* _DATI_:
========================================================================
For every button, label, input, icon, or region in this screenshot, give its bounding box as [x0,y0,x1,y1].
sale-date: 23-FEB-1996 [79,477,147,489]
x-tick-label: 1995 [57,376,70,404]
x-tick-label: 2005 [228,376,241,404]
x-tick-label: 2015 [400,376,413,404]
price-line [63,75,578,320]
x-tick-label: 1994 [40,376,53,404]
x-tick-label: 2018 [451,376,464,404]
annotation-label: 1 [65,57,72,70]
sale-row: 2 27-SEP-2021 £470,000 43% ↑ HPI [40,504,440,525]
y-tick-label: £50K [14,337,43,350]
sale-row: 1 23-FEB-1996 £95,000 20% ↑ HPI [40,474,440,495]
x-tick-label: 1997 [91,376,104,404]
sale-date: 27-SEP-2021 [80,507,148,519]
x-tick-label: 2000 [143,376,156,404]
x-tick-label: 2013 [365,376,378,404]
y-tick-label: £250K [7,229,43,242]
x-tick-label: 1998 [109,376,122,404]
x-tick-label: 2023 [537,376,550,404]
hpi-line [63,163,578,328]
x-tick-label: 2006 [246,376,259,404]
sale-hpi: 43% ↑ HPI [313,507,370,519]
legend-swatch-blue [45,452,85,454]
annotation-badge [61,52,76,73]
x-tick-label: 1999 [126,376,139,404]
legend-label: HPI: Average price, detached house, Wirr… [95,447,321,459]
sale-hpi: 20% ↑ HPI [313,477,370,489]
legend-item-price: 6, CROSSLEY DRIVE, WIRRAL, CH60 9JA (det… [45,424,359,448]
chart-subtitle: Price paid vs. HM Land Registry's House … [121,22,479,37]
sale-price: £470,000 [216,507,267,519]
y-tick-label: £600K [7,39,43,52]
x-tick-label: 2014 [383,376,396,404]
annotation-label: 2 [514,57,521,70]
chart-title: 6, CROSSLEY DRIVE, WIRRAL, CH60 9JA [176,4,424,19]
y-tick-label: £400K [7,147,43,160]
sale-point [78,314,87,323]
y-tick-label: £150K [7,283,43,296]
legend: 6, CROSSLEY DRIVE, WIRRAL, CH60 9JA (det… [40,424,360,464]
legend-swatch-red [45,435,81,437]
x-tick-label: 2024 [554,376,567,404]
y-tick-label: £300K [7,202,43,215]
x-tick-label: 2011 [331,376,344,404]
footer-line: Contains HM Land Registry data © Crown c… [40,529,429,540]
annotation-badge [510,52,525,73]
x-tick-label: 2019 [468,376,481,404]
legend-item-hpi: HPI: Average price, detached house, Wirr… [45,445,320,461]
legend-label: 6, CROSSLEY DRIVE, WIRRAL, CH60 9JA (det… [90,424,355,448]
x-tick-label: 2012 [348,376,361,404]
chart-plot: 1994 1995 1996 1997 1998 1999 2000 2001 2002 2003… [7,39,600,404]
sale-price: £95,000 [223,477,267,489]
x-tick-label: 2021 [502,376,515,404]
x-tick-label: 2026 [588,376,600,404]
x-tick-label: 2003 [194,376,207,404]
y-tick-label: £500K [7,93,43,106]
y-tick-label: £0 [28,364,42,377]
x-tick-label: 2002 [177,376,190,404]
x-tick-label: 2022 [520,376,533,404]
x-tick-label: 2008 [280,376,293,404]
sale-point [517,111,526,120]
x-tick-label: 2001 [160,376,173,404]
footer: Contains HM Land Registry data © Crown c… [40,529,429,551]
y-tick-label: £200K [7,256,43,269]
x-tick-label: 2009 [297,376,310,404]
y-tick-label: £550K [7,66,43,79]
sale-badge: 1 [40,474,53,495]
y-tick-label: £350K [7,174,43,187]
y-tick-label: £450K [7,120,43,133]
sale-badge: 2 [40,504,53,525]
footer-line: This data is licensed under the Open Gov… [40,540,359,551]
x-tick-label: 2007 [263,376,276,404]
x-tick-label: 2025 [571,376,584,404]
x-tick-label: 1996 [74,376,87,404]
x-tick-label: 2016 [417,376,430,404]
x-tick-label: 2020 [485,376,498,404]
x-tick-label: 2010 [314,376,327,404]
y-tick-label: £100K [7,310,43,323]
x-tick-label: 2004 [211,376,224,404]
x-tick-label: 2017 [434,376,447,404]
========================================================================
* _COMPITO_:
Riscrivi come elenco numerato le righe del materiale, dall'inizio fino alla riga che contiene "y-tick-label: £150K [7,283,43,296]", inclusa. Tralascia le righe vuote.

* _RISPOSTA_:
1. For every button, label, input, icon, or region in this screenshot, give its bounding box as [x0,y0,x1,y1].
2. sale-date: 23-FEB-1996 [79,477,147,489]
3. x-tick-label: 1995 [57,376,70,404]
4. x-tick-label: 2005 [228,376,241,404]
5. x-tick-label: 2015 [400,376,413,404]
6. price-line [63,75,578,320]
7. x-tick-label: 1994 [40,376,53,404]
8. x-tick-label: 2018 [451,376,464,404]
9. annotation-label: 1 [65,57,72,70]
10. sale-row: 2 27-SEP-2021 £470,000 43% ↑ HPI [40,504,440,525]
11. y-tick-label: £50K [14,337,43,350]
12. sale-row: 1 23-FEB-1996 £95,000 20% ↑ HPI [40,474,440,495]
13. x-tick-label: 1997 [91,376,104,404]
14. sale-date: 27-SEP-2021 [80,507,148,519]
15. x-tick-label: 2000 [143,376,156,404]
16. x-tick-label: 2013 [365,376,378,404]
17. y-tick-label: £250K [7,229,43,242]
18. x-tick-label: 1998 [109,376,122,404]
19. x-tick-label: 2023 [537,376,550,404]
20. hpi-line [63,163,578,328]
21. x-tick-label: 2006 [246,376,259,404]
22. sale-hpi: 43% ↑ HPI [313,507,370,519]
23. legend-swatch-blue [45,452,85,454]
24. annotation-badge [61,52,76,73]
25. x-tick-label: 1999 [126,376,139,404]
26. legend-label: HPI: Average price, detached house, Wirr… [95,447,321,459]
27. sale-hpi: 20% ↑ HPI [313,477,370,489]
28. legend-item-price: 6, CROSSLEY DRIVE, WIRRAL, CH60 9JA (det… [45,424,359,448]
29. chart-subtitle: Price paid vs. HM Land Registry's House … [121,22,479,37]
30. sale-price: £470,000 [216,507,267,519]
31. y-tick-label: £600K [7,39,43,52]
32. x-tick-label: 2014 [383,376,396,404]
33. annotation-label: 2 [514,57,521,70]
34. chart-title: 6, CROSSLEY DRIVE, WIRRAL, CH60 9JA [176,4,424,19]
35. y-tick-label: £400K [7,147,43,160]
36. sale-point [78,314,87,323]
37. y-tick-label: £150K [7,283,43,296]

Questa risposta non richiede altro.